Presidente da OAB Nacional, Claudio Lamachia, entra com pedido de impeachment do Presidente Temer
Justiça e Cidadania – O Brasil enfrenta hoje uma crise de representatividade das instituições democráticas?
Claudio Lamachia – O Brasil tem uma democracia consolidada, com instituições sólidas. A crise, antes de ser política ou econômica, é ética e moral. As turbulências que enfrentamos podem estar mais fortes neste momento em razão de uma conduta nada elogiável de setores do Poder Legislativo. Lamentavelmente, o presidente da Câmara dos Deputados se recusa a analisar os pedidos de impeachment, atrasando a vida do país e agravando a crise, que prejudica a sociedade. As instituições precisam ser rigorosas, e a aplicação da lei, seja pela Câmara ou por qualquer outra instituição, não pode ter cores ou paixões partidárias. Quem exerce mandato eletivo precisa ter compromisso com a sociedade. Do contrário, se o compromisso maior for com alianças políticas ou grupos de amizade, é preciso pedir para sair e deixar a vaga para quem está comprometido com o trabalho em favor da causa pública.
Justiça e Cidadania – O senhor diria que estamos vivendo o fim da era da impunidade?
Claudio Lamachia – Vivemos, sem dúvida nenhuma, um período de depuração, com exemplos claros de que uma mudança salutar está ocorrendo. No entanto, precisamos de uma mudança urgente no número de cargos com proteção de foro. Como bem lembrou o ministro Luís Roberto Barroso, da maneira atual o foro de prerrogativa redunda na impunidade. Tornou-se ao longo dos anos um mero privilégio, um escudo que cria uma casta de cidadãos privilegiados perante a Justiça à custa da sobrecarga dos tribunais e em detrimento dos interesses da sociedade. Fato incontroverso dessa realidade é a constante preocupação dos governos em proteger seus aliados com o intuito de preservação não apenas destes, mas em inúmeras vezes de si. Não se trata aqui de expor os tribunais superiores ou desqualificá-los; trata-se apenas de uma constatação óbvia de que o tamanho da demanda é muitas vezes superior à capacidade de efetivar os julgamentos em tempo hábil, o que gera algo extremamente perigoso: a impunidade. Uma alternativa à farra atual é que seja estabelecido um mecanismo de proteção às instituições democráticas que confira prerrogativa de foro às poucas pessoas que realmente necessitem dela. A proteção deve ser ao cargo, não a seus ocupantes temporários. É preciso que as deformações causadas pelo atual modelo, que incentiva a impunidade, sejam corrigidas.
Justiça e Cidadania – O senhor acredita que a democracia brasileira está em risco?

**Tarefas:**
1 – Liste todas as pessoas mencionadas pelo nome na entrevista.
2 – Devolva, sem alterações, o trecho da entrevista que vai de "Claudio Lamachia – O" até "da causa pública.".

**Dados:**

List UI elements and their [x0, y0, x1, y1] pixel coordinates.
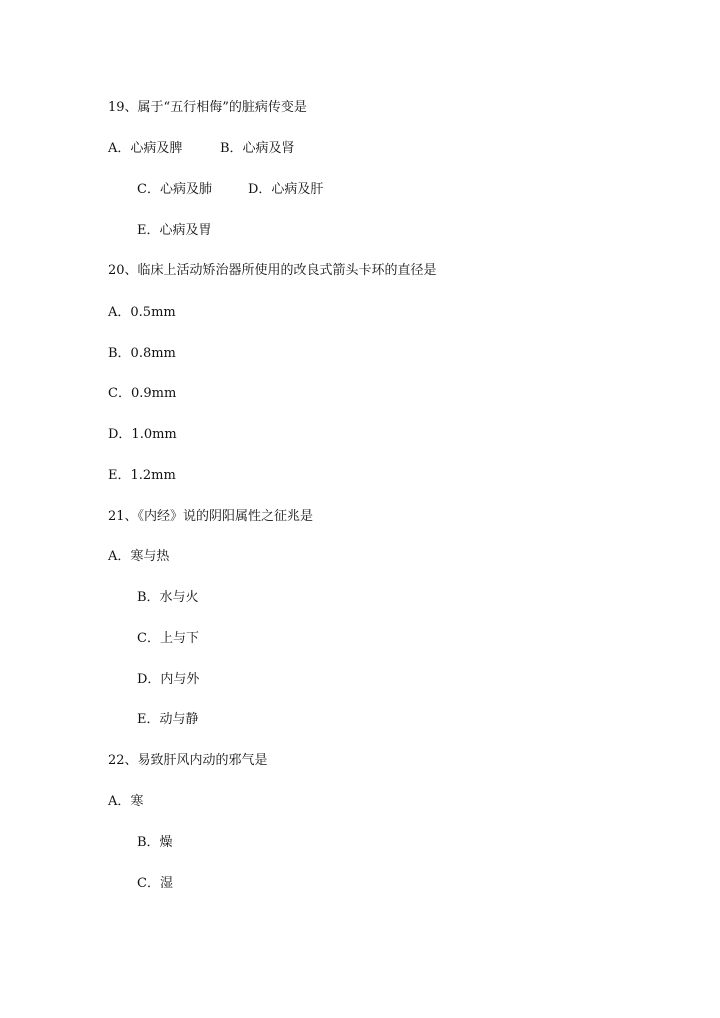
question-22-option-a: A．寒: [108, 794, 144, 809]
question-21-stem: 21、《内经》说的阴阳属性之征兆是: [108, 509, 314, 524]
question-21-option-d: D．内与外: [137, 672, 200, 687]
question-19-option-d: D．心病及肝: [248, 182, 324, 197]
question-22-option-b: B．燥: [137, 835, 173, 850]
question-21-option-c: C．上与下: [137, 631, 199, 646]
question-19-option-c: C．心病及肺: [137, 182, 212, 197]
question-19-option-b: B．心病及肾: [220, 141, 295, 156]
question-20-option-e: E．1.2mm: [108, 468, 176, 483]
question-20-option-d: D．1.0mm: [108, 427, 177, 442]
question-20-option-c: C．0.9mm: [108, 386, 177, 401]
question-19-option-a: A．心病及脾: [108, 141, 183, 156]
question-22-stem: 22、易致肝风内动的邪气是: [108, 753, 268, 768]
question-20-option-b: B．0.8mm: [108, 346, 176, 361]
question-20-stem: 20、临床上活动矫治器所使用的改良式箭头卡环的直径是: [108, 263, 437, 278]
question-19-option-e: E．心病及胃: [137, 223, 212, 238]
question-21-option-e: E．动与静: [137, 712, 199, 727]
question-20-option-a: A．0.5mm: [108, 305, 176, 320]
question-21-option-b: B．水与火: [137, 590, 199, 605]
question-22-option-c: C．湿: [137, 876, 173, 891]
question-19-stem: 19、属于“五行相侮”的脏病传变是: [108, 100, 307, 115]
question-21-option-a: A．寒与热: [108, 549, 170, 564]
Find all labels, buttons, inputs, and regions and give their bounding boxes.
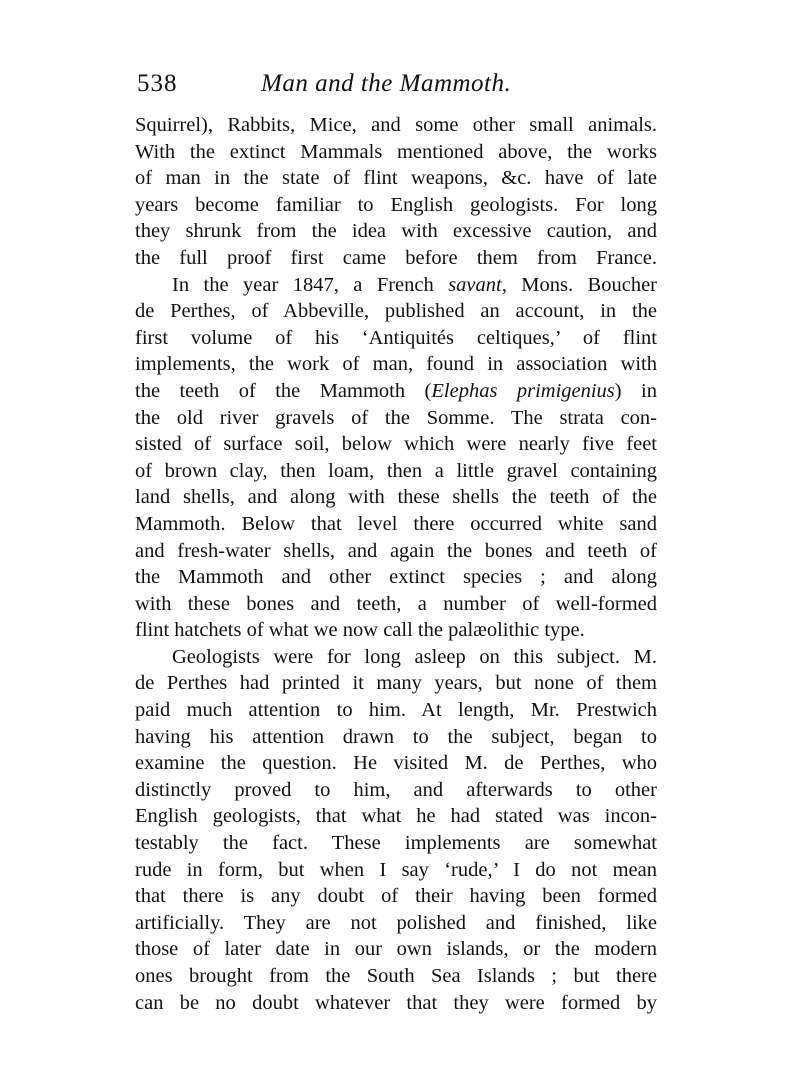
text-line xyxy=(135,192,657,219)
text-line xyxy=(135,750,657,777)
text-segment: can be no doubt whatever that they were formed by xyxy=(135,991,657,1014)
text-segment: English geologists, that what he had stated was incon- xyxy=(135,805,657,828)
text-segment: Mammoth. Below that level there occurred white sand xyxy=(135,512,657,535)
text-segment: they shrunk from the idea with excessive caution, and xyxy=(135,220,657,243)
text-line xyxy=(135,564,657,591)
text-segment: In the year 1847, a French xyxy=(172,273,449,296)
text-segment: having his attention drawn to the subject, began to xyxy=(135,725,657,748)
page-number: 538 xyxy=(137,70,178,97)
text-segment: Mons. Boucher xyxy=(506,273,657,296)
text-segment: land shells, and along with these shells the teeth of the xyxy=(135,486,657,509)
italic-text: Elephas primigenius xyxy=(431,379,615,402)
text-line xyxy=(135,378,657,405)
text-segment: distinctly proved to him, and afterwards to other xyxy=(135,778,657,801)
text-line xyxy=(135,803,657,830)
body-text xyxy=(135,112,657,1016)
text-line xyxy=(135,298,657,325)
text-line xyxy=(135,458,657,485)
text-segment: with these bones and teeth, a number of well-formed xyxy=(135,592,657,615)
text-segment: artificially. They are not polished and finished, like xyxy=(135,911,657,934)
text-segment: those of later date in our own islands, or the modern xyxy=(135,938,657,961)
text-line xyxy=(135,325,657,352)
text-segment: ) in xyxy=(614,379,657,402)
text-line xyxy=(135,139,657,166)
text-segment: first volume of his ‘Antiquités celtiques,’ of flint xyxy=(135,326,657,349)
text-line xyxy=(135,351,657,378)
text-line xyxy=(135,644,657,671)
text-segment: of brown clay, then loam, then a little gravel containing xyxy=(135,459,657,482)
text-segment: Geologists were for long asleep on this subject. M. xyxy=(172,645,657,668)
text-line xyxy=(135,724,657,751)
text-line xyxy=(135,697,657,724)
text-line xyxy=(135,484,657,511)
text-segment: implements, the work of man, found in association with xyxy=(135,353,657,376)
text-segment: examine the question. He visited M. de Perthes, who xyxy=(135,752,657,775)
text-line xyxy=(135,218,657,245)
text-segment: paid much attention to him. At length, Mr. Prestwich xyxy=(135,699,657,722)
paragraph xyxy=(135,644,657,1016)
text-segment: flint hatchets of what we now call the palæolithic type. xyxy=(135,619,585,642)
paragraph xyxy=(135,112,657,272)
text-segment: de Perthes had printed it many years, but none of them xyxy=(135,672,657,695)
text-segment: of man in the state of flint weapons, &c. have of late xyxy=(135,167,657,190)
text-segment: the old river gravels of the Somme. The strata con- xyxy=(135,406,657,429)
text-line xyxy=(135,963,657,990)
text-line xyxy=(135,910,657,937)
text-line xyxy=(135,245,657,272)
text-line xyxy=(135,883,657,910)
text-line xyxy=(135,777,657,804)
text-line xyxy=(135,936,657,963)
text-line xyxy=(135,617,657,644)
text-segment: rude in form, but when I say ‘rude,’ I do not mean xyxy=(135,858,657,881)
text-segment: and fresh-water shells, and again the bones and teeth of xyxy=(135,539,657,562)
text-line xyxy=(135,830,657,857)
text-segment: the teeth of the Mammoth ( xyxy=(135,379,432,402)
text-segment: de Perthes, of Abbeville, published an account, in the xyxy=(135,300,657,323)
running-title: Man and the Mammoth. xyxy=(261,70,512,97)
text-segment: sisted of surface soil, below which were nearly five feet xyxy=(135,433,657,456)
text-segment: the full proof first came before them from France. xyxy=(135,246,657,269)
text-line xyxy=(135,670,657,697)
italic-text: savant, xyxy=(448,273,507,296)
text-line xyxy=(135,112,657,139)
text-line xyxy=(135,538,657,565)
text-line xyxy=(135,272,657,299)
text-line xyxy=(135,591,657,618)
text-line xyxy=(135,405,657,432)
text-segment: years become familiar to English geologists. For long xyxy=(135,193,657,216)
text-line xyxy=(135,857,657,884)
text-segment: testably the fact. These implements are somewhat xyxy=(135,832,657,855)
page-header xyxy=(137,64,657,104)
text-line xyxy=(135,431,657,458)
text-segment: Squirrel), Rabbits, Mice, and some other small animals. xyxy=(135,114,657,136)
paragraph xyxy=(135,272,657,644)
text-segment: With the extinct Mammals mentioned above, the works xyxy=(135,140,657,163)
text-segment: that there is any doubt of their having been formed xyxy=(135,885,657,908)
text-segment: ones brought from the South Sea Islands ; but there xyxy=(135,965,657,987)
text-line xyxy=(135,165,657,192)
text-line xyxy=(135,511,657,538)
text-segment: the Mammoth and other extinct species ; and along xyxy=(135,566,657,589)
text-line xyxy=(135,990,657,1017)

...

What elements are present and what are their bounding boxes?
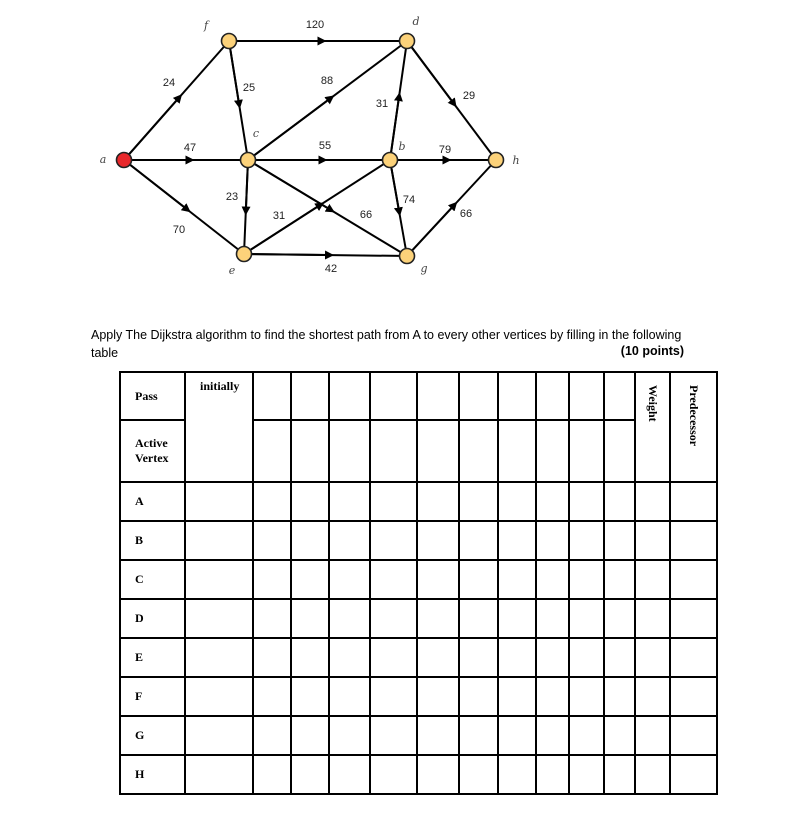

**Respostas por tarefa:**
1 – Claudio Lamachia; Temer; Luís Roberto Barroso

2 –
Claudio Lamachia – O Brasil tem uma democracia consolidada, com instituições sólidas. A crise, antes de ser política ou econômica, é ética e moral. As turbulências que enfrentamos podem estar mais fortes neste momento em razão de uma conduta nada elogiável de setores do Poder Legislativo. Lamentavelmente, o presidente da Câmara dos Deputados se recusa a analisar os pedidos de impeachment, atrasando a vida do país e agravando a crise, que prejudica a sociedade. As instituições precisam ser rigorosas, e a aplicação da lei, seja pela Câmara ou por qualquer outra instituição, não pode ter cores ou paixões partidárias. Quem exerce mandato eletivo precisa ter compromisso com a sociedade. Do contrário, se o compromisso maior for com alianças políticas ou grupos de amizade, é preciso pedir para sair e deixar a vaga para quem está comprometido com o trabalho em favor da causa pública.